_GIVEN ENTRIES_
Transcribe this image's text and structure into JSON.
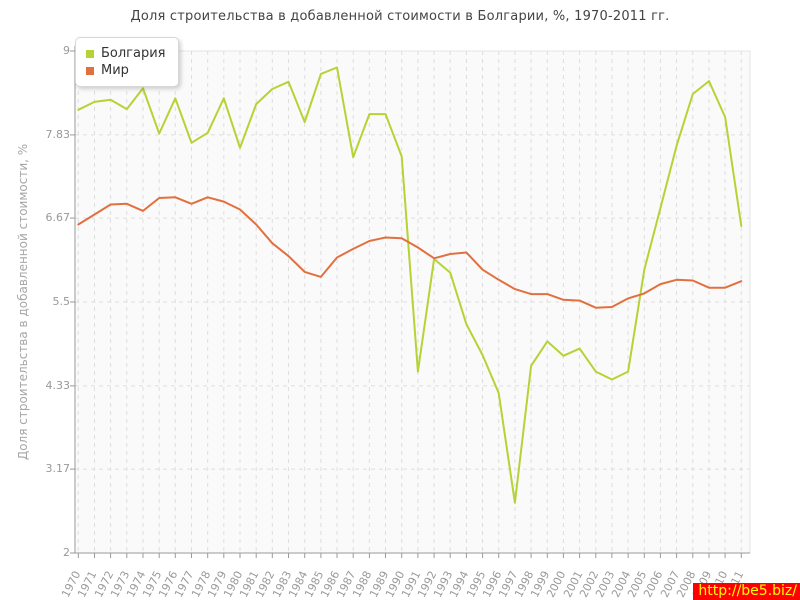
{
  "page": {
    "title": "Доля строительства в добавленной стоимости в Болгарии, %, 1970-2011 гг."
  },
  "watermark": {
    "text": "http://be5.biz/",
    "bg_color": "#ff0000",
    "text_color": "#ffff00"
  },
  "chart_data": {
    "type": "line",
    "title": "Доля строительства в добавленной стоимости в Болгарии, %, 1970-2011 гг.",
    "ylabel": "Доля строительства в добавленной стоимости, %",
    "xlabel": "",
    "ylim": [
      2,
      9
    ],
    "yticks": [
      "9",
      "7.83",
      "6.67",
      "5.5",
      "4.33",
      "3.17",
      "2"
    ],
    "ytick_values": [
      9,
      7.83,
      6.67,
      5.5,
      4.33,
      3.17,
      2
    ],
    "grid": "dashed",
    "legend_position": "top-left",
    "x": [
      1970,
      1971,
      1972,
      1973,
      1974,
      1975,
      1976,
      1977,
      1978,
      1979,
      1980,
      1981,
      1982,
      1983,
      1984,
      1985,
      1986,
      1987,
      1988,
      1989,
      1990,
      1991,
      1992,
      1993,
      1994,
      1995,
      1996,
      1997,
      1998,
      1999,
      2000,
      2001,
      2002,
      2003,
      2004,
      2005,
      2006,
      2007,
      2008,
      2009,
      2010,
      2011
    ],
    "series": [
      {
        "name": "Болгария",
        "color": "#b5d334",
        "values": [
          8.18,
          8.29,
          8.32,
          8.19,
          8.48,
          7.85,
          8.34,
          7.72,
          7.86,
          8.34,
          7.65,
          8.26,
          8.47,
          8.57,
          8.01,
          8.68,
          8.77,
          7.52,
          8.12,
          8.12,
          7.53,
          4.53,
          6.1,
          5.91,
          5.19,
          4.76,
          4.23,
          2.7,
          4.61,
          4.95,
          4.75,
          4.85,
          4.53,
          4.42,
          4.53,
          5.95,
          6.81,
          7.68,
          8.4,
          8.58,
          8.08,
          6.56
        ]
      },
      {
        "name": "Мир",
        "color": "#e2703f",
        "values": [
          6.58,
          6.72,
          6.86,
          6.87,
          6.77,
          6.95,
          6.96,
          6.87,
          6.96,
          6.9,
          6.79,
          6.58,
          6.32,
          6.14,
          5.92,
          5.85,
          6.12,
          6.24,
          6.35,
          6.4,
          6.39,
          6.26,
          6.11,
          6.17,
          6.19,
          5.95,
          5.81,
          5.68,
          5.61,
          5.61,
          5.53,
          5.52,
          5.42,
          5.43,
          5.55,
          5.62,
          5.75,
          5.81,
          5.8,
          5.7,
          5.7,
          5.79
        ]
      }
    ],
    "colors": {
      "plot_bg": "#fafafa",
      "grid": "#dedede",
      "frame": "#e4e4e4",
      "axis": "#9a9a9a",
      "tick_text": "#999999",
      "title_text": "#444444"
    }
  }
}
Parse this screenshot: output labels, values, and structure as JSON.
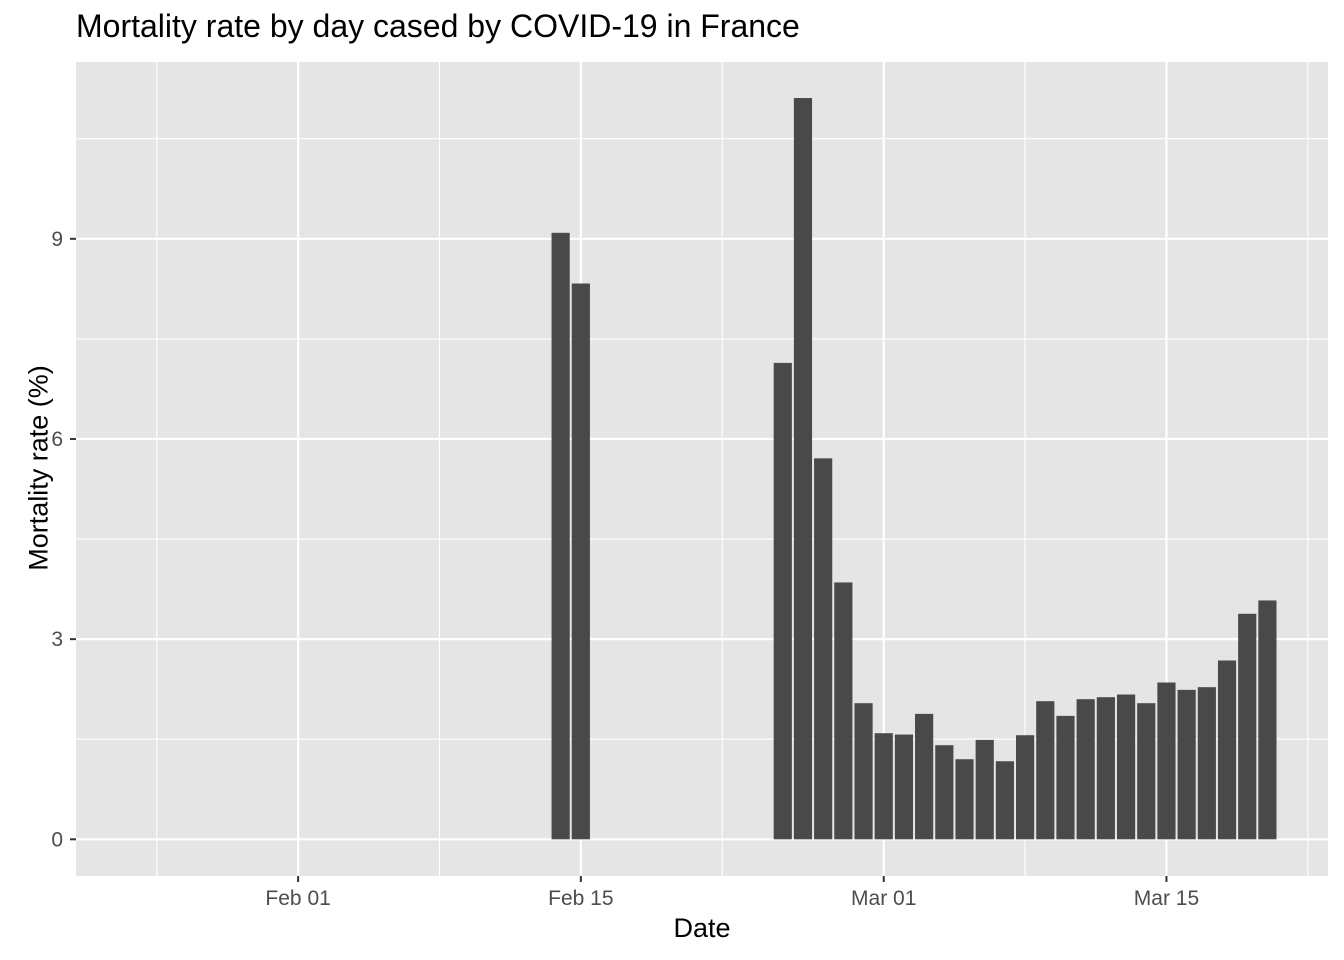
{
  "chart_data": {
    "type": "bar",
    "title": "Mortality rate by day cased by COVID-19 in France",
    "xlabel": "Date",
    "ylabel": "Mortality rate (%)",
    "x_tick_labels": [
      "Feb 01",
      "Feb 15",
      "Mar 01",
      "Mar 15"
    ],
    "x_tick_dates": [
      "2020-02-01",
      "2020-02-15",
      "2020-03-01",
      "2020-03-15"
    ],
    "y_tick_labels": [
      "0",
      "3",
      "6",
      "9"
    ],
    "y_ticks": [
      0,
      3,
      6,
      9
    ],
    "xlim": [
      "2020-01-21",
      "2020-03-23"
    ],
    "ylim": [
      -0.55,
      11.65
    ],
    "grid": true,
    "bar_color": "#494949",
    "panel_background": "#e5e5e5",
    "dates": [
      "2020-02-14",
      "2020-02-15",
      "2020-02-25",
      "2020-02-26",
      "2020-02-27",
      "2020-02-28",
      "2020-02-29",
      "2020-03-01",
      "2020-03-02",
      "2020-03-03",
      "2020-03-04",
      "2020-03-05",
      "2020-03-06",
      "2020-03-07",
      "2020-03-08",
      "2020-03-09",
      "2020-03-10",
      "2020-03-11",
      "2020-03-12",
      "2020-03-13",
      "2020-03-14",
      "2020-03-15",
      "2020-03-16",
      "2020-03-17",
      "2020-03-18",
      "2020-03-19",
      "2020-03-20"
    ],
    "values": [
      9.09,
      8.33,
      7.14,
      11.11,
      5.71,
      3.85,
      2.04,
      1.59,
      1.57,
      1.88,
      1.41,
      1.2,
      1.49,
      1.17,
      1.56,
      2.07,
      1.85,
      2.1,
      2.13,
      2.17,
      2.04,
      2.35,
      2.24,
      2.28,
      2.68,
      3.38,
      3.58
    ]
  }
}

* * *

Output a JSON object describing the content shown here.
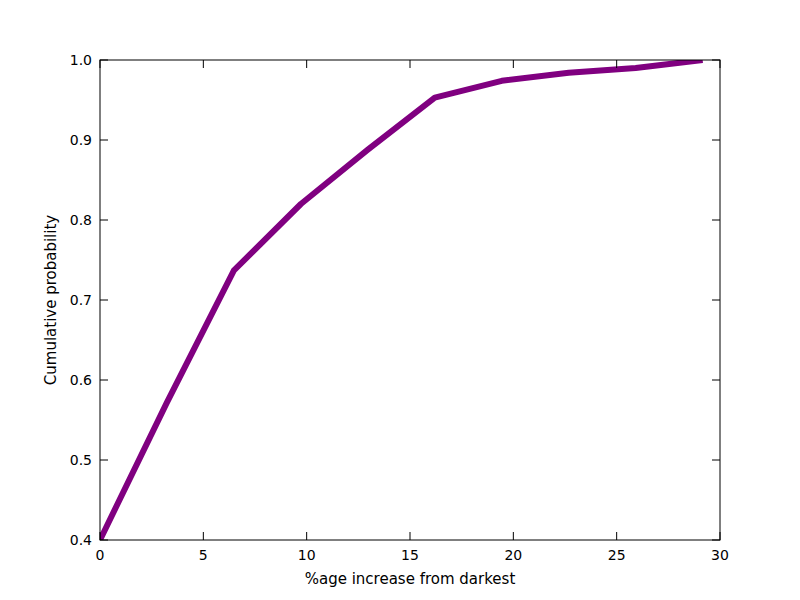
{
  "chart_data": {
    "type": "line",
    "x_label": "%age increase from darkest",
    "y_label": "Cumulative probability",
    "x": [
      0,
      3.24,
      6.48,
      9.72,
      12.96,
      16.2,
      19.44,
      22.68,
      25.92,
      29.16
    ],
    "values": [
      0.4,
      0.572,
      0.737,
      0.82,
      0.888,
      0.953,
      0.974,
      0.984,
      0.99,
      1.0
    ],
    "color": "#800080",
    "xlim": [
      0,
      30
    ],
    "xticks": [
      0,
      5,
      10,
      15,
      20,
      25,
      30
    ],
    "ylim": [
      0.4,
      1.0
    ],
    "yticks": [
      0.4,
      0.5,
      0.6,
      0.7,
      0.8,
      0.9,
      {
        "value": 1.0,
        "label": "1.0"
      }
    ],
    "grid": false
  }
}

...

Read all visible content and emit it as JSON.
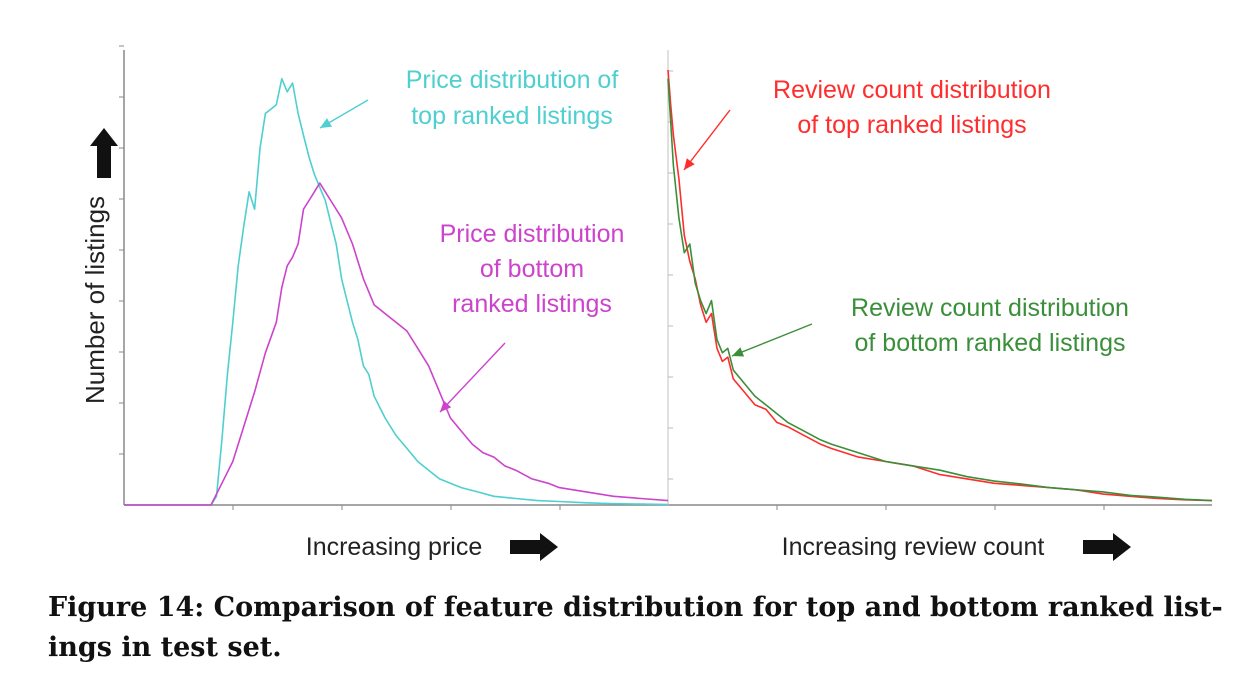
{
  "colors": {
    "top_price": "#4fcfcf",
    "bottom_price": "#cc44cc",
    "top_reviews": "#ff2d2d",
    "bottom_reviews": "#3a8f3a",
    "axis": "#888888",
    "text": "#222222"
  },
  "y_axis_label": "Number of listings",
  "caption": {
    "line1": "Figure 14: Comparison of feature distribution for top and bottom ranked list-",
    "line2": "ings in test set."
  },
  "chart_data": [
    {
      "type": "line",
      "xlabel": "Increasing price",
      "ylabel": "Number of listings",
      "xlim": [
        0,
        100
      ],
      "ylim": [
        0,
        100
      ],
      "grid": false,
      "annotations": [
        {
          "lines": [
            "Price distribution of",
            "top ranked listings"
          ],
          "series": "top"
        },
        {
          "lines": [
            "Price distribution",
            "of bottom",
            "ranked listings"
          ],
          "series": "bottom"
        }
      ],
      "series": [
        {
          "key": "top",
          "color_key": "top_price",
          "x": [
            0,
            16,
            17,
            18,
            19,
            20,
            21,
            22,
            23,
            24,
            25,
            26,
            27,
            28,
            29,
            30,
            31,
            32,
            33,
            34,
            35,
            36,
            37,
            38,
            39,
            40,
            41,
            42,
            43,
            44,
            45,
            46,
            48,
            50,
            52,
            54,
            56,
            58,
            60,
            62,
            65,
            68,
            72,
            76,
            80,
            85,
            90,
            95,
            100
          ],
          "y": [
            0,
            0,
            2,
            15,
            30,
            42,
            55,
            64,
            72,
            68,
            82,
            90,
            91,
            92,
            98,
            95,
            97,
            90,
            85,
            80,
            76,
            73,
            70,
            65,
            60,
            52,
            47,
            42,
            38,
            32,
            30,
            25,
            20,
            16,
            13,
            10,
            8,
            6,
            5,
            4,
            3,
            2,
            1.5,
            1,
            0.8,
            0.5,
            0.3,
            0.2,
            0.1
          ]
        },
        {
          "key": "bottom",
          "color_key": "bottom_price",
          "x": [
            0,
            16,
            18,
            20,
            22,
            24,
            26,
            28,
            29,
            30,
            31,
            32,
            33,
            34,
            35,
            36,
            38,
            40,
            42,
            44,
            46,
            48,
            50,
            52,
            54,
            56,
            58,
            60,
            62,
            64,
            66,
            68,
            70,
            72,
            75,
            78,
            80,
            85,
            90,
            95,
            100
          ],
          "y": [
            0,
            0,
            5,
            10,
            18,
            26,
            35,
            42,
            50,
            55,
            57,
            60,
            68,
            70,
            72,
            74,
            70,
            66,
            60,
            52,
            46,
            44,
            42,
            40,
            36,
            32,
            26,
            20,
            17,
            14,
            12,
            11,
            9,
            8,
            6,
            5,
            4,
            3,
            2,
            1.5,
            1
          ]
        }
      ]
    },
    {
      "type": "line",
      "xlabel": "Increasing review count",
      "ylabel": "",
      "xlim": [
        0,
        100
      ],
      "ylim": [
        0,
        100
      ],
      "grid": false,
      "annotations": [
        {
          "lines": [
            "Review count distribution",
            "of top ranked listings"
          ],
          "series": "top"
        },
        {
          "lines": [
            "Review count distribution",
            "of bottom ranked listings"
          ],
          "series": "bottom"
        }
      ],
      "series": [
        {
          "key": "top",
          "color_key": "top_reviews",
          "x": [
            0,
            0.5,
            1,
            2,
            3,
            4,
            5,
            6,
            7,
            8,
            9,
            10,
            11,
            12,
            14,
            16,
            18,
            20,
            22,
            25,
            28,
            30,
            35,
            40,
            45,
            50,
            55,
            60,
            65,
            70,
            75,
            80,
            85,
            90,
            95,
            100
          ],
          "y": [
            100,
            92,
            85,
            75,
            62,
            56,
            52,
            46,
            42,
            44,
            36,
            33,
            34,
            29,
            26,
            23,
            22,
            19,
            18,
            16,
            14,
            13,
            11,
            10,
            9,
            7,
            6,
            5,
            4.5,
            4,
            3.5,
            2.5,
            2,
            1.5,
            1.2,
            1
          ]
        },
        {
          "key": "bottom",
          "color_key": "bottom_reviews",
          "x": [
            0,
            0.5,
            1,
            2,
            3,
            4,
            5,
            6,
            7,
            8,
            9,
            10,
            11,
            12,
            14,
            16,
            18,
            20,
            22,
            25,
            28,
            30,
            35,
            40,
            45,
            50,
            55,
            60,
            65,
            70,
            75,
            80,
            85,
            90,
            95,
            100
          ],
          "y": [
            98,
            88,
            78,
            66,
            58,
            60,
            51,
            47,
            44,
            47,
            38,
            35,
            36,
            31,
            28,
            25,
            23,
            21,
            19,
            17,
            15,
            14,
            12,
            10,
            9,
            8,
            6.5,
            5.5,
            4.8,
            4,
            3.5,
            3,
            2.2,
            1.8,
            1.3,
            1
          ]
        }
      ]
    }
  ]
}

_YOUR GOAL_
Say how many lines in the listing above include "Mortality". Give nothing but the number.

_RESPONSE FOR THIS EXERCISE_
2